---------- Data for the task ----------

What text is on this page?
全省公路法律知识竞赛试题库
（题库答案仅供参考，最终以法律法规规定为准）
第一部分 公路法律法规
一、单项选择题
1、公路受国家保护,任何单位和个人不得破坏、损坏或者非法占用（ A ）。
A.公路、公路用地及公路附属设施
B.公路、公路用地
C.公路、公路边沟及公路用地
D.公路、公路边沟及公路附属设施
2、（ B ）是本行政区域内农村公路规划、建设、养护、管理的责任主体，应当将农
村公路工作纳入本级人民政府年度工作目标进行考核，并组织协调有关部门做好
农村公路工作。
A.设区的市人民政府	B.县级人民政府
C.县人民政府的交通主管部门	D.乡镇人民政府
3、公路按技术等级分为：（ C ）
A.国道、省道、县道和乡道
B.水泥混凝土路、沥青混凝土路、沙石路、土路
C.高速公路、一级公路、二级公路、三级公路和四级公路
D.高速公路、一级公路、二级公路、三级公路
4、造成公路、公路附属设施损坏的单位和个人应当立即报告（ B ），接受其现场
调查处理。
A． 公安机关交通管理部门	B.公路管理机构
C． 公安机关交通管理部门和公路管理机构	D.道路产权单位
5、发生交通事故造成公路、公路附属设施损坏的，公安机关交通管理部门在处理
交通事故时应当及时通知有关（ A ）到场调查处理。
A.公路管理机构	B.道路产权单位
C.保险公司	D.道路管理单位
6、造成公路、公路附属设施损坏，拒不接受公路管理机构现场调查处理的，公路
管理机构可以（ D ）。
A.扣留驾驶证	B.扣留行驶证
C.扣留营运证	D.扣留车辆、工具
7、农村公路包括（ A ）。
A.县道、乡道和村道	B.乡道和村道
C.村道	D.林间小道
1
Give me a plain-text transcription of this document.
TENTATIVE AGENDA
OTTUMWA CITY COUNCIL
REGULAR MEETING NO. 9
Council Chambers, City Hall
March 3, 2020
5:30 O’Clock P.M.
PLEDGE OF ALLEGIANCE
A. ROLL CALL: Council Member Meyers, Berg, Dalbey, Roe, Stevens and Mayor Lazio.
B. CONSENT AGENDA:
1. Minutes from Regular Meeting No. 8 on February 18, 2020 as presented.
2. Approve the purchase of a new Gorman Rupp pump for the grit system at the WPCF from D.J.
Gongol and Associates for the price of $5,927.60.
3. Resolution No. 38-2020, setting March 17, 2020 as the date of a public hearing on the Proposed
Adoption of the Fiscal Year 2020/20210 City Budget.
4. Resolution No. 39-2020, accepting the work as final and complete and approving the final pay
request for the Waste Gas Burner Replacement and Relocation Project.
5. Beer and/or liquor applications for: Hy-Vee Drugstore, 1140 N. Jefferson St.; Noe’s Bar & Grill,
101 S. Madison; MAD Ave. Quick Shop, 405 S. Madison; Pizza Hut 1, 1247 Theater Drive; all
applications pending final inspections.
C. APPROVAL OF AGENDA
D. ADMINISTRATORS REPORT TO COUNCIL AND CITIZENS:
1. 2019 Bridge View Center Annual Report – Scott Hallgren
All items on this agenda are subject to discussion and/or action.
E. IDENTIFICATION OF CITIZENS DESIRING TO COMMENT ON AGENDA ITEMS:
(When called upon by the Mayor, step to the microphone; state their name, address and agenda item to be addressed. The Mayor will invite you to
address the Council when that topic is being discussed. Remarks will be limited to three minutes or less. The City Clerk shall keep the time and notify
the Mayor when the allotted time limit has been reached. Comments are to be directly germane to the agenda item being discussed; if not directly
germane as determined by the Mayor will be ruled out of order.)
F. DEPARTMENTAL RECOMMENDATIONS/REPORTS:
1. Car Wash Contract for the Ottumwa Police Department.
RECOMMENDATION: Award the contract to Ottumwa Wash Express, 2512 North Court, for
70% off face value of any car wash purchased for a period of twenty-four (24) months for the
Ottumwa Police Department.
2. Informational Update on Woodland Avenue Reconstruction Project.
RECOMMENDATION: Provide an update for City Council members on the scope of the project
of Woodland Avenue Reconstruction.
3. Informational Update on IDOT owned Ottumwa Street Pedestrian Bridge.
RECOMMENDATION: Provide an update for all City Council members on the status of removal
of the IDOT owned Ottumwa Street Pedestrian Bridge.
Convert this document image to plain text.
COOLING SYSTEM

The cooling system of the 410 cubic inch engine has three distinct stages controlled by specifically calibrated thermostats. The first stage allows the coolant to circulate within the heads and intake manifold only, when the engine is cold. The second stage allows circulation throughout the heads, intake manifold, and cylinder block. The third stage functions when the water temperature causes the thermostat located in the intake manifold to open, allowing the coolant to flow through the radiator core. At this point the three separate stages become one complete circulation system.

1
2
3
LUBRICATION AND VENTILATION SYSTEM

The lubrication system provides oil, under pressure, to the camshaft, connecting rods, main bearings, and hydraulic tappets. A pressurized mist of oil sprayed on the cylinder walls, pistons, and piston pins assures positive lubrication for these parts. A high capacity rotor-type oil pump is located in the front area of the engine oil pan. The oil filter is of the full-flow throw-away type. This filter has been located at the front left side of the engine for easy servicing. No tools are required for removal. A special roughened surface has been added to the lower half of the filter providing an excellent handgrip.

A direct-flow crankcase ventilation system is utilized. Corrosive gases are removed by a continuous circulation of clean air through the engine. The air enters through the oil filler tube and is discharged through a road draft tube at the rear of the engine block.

----------

■ Short exercise
Scan the material for lines with the word "document", and copy each line you find.

■ The completed task
Give me a plain-text transcription of this document.
Convert this document image to plain text.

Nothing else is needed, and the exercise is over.